Data records:
-- START --

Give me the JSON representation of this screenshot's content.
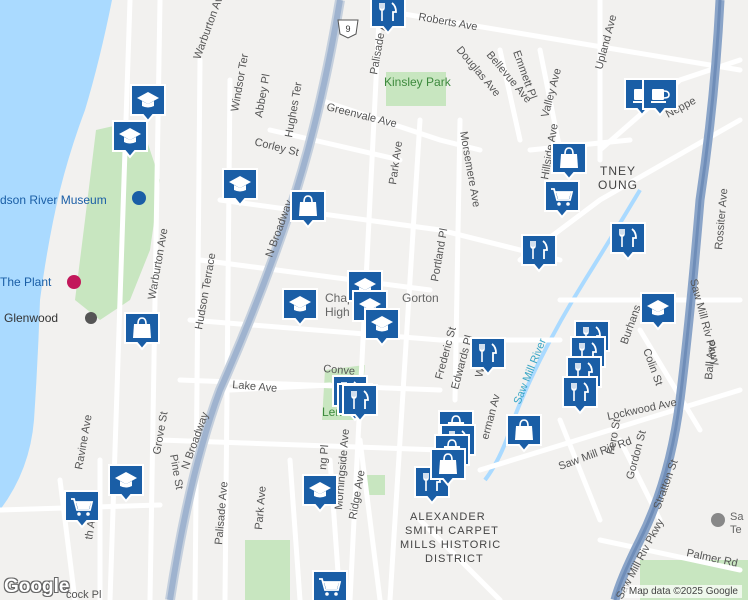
{
  "map": {
    "colors": {
      "water": "#aadaff",
      "land": "#f2f1ef",
      "park": "#c8e6c0",
      "highway": "#8aa4c8",
      "road": "#ffffff",
      "label": "#555555",
      "pin": "#1a5ea6",
      "park_label": "#3d8a3d",
      "river": "#aadaff"
    },
    "street_labels": [
      {
        "text": "Warburton Ave"
      },
      {
        "text": "Roberts Ave"
      },
      {
        "text": "Palisade Ave"
      },
      {
        "text": "Kinsley Park"
      },
      {
        "text": "Douglas Ave"
      },
      {
        "text": "Bellevue Ave"
      },
      {
        "text": "Emmett Pl"
      },
      {
        "text": "Valley Ave"
      },
      {
        "text": "Upland Ave"
      },
      {
        "text": "Windsor Ter"
      },
      {
        "text": "Abbey Pl"
      },
      {
        "text": "Hughes Ter"
      },
      {
        "text": "Greenvale Ave"
      },
      {
        "text": "Corley St"
      },
      {
        "text": "Park Ave"
      },
      {
        "text": "Morsemere Ave"
      },
      {
        "text": "Hillside Ave"
      },
      {
        "text": "Neppe"
      },
      {
        "text": "dson River Museum"
      },
      {
        "text": "N Broadway"
      },
      {
        "text": "Warburton Ave"
      },
      {
        "text": "Hudson Terrace"
      },
      {
        "text": "Portland Pl"
      },
      {
        "text": "The Plant"
      },
      {
        "text": "Glenwood"
      },
      {
        "text": "Chapel"
      },
      {
        "text": "Gorton"
      },
      {
        "text": "High"
      },
      {
        "text": "Frederic St"
      },
      {
        "text": "Saw Mill Riv Pkwy"
      },
      {
        "text": "Rossiter Ave"
      },
      {
        "text": "Burhans"
      },
      {
        "text": "Colin St"
      },
      {
        "text": "Ball Ave"
      },
      {
        "text": "Conve"
      },
      {
        "text": "Lake Ave"
      },
      {
        "text": "Lennon"
      },
      {
        "text": "Edwards Pl"
      },
      {
        "text": "Wood"
      },
      {
        "text": "Saw Mill River"
      },
      {
        "text": "Lockwood Ave"
      },
      {
        "text": "Ravine Ave"
      },
      {
        "text": "Grove St"
      },
      {
        "text": "Pine St"
      },
      {
        "text": "N Broadway"
      },
      {
        "text": "Palisade Ave"
      },
      {
        "text": "Park Ave"
      },
      {
        "text": "ng Pl"
      },
      {
        "text": "Morningside Ave"
      },
      {
        "text": "Ridge Ave"
      },
      {
        "text": "Saw Mill Riv Rd"
      },
      {
        "text": "Fero St"
      },
      {
        "text": "Gordon St"
      },
      {
        "text": "Stratton St"
      },
      {
        "text": "Saw Mill Riv Pkwy"
      },
      {
        "text": "Palmer Rd"
      },
      {
        "text": "ALEXANDER"
      },
      {
        "text": "SMITH CARPET"
      },
      {
        "text": "MILLS HISTORIC"
      },
      {
        "text": "DISTRICT"
      },
      {
        "text": "TNEY"
      },
      {
        "text": "OUNG"
      },
      {
        "text": "Sa"
      },
      {
        "text": "Te"
      },
      {
        "text": "th Ave"
      },
      {
        "text": "erman Av"
      },
      {
        "text": "cock Pl"
      }
    ],
    "route_shield": "9",
    "pins": [
      {
        "icon": "restaurant-icon"
      },
      {
        "icon": "school-icon"
      },
      {
        "icon": "school-icon"
      },
      {
        "icon": "cafe-icon"
      },
      {
        "icon": "cafe-icon"
      },
      {
        "icon": "shopping-bag-icon"
      },
      {
        "icon": "school-icon"
      },
      {
        "icon": "shopping-bag-icon"
      },
      {
        "icon": "shopping-cart-icon"
      },
      {
        "icon": "restaurant-icon"
      },
      {
        "icon": "restaurant-icon"
      },
      {
        "icon": "school-icon"
      },
      {
        "icon": "school-icon"
      },
      {
        "icon": "school-icon"
      },
      {
        "icon": "school-icon"
      },
      {
        "icon": "shopping-bag-icon"
      },
      {
        "icon": "school-icon"
      },
      {
        "icon": "restaurant-icon"
      },
      {
        "icon": "restaurant-icon"
      },
      {
        "icon": "restaurant-icon"
      },
      {
        "icon": "restaurant-icon"
      },
      {
        "icon": "restaurant-icon"
      },
      {
        "icon": "restaurant-icon"
      },
      {
        "icon": "restaurant-icon"
      },
      {
        "icon": "restaurant-icon"
      },
      {
        "icon": "shopping-bag-icon"
      },
      {
        "icon": "restaurant-icon"
      },
      {
        "icon": "shopping-bag-icon"
      },
      {
        "icon": "shopping-bag-icon"
      },
      {
        "icon": "restaurant-icon"
      },
      {
        "icon": "shopping-bag-icon"
      },
      {
        "icon": "school-icon"
      },
      {
        "icon": "school-icon"
      },
      {
        "icon": "shopping-cart-icon"
      },
      {
        "icon": "shopping-cart-icon"
      }
    ],
    "attribution": "Map data ©2025 Google",
    "logo": "Google"
  }
}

-- END --

=== Instruction ===
Leaving all pictures aside, quote each record exactly.

=== Response for this exercise ===
Give me the JSON representation of this screenshot's content.
{
  "map": {
    "colors": {
      "water": "#aadaff",
      "land": "#f2f1ef",
      "park": "#c8e6c0",
      "highway": "#8aa4c8",
      "road": "#ffffff",
      "label": "#555555",
      "pin": "#1a5ea6",
      "park_label": "#3d8a3d",
      "river": "#aadaff"
    },
    "street_labels": [
      {
        "text": "Warburton Ave"
      },
      {
        "text": "Roberts Ave"
      },
      {
        "text": "Palisade Ave"
      },
      {
        "text": "Kinsley Park"
      },
      {
        "text": "Douglas Ave"
      },
      {
        "text": "Bellevue Ave"
      },
      {
        "text": "Emmett Pl"
      },
      {
        "text": "Valley Ave"
      },
      {
        "text": "Upland Ave"
      },
      {
        "text": "Windsor Ter"
      },
      {
        "text": "Abbey Pl"
      },
      {
        "text": "Hughes Ter"
      },
      {
        "text": "Greenvale Ave"
      },
      {
        "text": "Corley St"
      },
      {
        "text": "Park Ave"
      },
      {
        "text": "Morsemere Ave"
      },
      {
        "text": "Hillside Ave"
      },
      {
        "text": "Neppe"
      },
      {
        "text": "dson River Museum"
      },
      {
        "text": "N Broadway"
      },
      {
        "text": "Warburton Ave"
      },
      {
        "text": "Hudson Terrace"
      },
      {
        "text": "Portland Pl"
      },
      {
        "text": "The Plant"
      },
      {
        "text": "Glenwood"
      },
      {
        "text": "Chapel"
      },
      {
        "text": "Gorton"
      },
      {
        "text": "High"
      },
      {
        "text": "Frederic St"
      },
      {
        "text": "Saw Mill Riv Pkwy"
      },
      {
        "text": "Rossiter Ave"
      },
      {
        "text": "Burhans"
      },
      {
        "text": "Colin St"
      },
      {
        "text": "Ball Ave"
      },
      {
        "text": "Conve"
      },
      {
        "text": "Lake Ave"
      },
      {
        "text": "Lennon"
      },
      {
        "text": "Edwards Pl"
      },
      {
        "text": "Wood"
      },
      {
        "text": "Saw Mill River"
      },
      {
        "text": "Lockwood Ave"
      },
      {
        "text": "Ravine Ave"
      },
      {
        "text": "Grove St"
      },
      {
        "text": "Pine St"
      },
      {
        "text": "N Broadway"
      },
      {
        "text": "Palisade Ave"
      },
      {
        "text": "Park Ave"
      },
      {
        "text": "ng Pl"
      },
      {
        "text": "Morningside Ave"
      },
      {
        "text": "Ridge Ave"
      },
      {
        "text": "Saw Mill Riv Rd"
      },
      {
        "text": "Fero St"
      },
      {
        "text": "Gordon St"
      },
      {
        "text": "Stratton St"
      },
      {
        "text": "Saw Mill Riv Pkwy"
      },
      {
        "text": "Palmer Rd"
      },
      {
        "text": "ALEXANDER"
      },
      {
        "text": "SMITH CARPET"
      },
      {
        "text": "MILLS HISTORIC"
      },
      {
        "text": "DISTRICT"
      },
      {
        "text": "TNEY"
      },
      {
        "text": "OUNG"
      },
      {
        "text": "Sa"
      },
      {
        "text": "Te"
      },
      {
        "text": "th Ave"
      },
      {
        "text": "erman Av"
      },
      {
        "text": "cock Pl"
      }
    ],
    "route_shield": "9",
    "pins": [
      {
        "icon": "restaurant-icon"
      },
      {
        "icon": "school-icon"
      },
      {
        "icon": "school-icon"
      },
      {
        "icon": "cafe-icon"
      },
      {
        "icon": "cafe-icon"
      },
      {
        "icon": "shopping-bag-icon"
      },
      {
        "icon": "school-icon"
      },
      {
        "icon": "shopping-bag-icon"
      },
      {
        "icon": "shopping-cart-icon"
      },
      {
        "icon": "restaurant-icon"
      },
      {
        "icon": "restaurant-icon"
      },
      {
        "icon": "school-icon"
      },
      {
        "icon": "school-icon"
      },
      {
        "icon": "school-icon"
      },
      {
        "icon": "school-icon"
      },
      {
        "icon": "shopping-bag-icon"
      },
      {
        "icon": "school-icon"
      },
      {
        "icon": "restaurant-icon"
      },
      {
        "icon": "restaurant-icon"
      },
      {
        "icon": "restaurant-icon"
      },
      {
        "icon": "restaurant-icon"
      },
      {
        "icon": "restaurant-icon"
      },
      {
        "icon": "restaurant-icon"
      },
      {
        "icon": "restaurant-icon"
      },
      {
        "icon": "restaurant-icon"
      },
      {
        "icon": "shopping-bag-icon"
      },
      {
        "icon": "restaurant-icon"
      },
      {
        "icon": "shopping-bag-icon"
      },
      {
        "icon": "shopping-bag-icon"
      },
      {
        "icon": "restaurant-icon"
      },
      {
        "icon": "shopping-bag-icon"
      },
      {
        "icon": "school-icon"
      },
      {
        "icon": "school-icon"
      },
      {
        "icon": "shopping-cart-icon"
      },
      {
        "icon": "shopping-cart-icon"
      }
    ],
    "attribution": "Map data ©2025 Google",
    "logo": "Google"
  }
}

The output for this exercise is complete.